* _Stored records_
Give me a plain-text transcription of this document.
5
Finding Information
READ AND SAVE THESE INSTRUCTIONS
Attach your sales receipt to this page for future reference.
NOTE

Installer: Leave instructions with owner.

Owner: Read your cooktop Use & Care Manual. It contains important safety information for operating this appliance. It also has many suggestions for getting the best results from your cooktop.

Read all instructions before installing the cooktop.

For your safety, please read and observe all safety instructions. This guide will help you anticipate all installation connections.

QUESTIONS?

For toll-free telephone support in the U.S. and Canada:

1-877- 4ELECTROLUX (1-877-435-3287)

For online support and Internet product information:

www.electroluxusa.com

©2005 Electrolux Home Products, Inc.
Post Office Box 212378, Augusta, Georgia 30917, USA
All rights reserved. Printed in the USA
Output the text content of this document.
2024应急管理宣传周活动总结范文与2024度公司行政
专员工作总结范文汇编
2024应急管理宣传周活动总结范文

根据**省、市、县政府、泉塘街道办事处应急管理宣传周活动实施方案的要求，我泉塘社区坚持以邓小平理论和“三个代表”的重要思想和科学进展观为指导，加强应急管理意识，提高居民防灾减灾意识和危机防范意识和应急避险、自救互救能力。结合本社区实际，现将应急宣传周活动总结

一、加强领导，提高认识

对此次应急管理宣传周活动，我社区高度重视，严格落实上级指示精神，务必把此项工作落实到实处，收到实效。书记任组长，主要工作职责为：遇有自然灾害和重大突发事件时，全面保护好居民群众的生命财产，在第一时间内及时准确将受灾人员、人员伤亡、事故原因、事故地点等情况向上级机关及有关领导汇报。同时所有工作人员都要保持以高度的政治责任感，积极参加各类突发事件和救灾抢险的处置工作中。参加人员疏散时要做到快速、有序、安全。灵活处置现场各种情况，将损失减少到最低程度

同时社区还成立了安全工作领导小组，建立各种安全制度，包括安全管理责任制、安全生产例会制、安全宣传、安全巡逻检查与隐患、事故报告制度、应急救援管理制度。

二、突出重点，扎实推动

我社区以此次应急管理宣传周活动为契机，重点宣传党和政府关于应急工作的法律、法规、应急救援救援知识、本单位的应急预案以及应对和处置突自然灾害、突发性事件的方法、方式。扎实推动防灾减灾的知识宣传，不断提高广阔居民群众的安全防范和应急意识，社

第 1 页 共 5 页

* _Challenge_
Identify every line where the string "support" appears.

* _Written reply_
For toll-free telephone support in the U.S. and Canada:
For online support and Internet product information:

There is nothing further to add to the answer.